WRITTEN EXERCISE:
Repeat every line below exactly as it reads.
— START —
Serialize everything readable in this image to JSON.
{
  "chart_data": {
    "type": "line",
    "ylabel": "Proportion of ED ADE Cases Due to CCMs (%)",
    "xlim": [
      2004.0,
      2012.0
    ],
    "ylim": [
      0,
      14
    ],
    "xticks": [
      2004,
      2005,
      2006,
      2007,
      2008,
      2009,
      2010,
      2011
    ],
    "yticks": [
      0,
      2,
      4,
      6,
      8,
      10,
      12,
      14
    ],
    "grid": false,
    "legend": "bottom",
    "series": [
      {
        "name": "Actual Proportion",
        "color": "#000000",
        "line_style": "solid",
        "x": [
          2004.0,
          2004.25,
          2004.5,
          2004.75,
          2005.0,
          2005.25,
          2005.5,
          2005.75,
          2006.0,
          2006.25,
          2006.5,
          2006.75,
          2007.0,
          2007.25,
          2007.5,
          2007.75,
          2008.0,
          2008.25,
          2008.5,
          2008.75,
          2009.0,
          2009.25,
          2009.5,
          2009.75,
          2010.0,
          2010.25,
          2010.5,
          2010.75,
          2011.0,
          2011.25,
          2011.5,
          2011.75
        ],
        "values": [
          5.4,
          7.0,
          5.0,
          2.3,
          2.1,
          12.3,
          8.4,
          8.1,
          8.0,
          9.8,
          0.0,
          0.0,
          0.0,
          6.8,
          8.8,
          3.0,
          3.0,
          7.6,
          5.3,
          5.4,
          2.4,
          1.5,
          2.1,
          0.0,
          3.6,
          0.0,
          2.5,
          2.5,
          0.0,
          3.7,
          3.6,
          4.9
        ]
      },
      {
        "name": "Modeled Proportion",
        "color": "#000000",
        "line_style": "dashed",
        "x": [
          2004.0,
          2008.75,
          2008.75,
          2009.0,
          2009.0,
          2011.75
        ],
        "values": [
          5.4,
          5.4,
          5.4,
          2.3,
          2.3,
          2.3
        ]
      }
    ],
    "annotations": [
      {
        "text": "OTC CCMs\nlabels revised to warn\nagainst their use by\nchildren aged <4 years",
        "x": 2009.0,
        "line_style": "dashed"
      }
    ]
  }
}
— END —
EXERCISE SOLUTION:
Serialize everything readable in this image to JSON.
{
  "chart_data": {
    "type": "line",
    "ylabel": "Proportion of ED ADE Cases Due to CCMs (%)",
    "xlim": [
      2004.0,
      2012.0
    ],
    "ylim": [
      0,
      14
    ],
    "xticks": [
      2004,
      2005,
      2006,
      2007,
      2008,
      2009,
      2010,
      2011
    ],
    "yticks": [
      0,
      2,
      4,
      6,
      8,
      10,
      12,
      14
    ],
    "grid": false,
    "legend": "bottom",
    "series": [
      {
        "name": "Actual Proportion",
        "color": "#000000",
        "line_style": "solid",
        "x": [
          2004.0,
          2004.25,
          2004.5,
          2004.75,
          2005.0,
          2005.25,
          2005.5,
          2005.75,
          2006.0,
          2006.25,
          2006.5,
          2006.75,
          2007.0,
          2007.25,
          2007.5,
          2007.75,
          2008.0,
          2008.25,
          2008.5,
          2008.75,
          2009.0,
          2009.25,
          2009.5,
          2009.75,
          2010.0,
          2010.25,
          2010.5,
          2010.75,
          2011.0,
          2011.25,
          2011.5,
          2011.75
        ],
        "values": [
          5.4,
          7.0,
          5.0,
          2.3,
          2.1,
          12.3,
          8.4,
          8.1,
          8.0,
          9.8,
          0.0,
          0.0,
          0.0,
          6.8,
          8.8,
          3.0,
          3.0,
          7.6,
          5.3,
          5.4,
          2.4,
          1.5,
          2.1,
          0.0,
          3.6,
          0.0,
          2.5,
          2.5,
          0.0,
          3.7,
          3.6,
          4.9
        ]
      },
      {
        "name": "Modeled Proportion",
        "color": "#000000",
        "line_style": "dashed",
        "x": [
          2004.0,
          2008.75,
          2008.75,
          2009.0,
          2009.0,
          2011.75
        ],
        "values": [
          5.4,
          5.4,
          5.4,
          2.3,
          2.3,
          2.3
        ]
      }
    ],
    "annotations": [
      {
        "text": "OTC CCMs\nlabels revised to warn\nagainst their use by\nchildren aged <4 years",
        "x": 2009.0,
        "line_style": "dashed"
      }
    ]
  }
}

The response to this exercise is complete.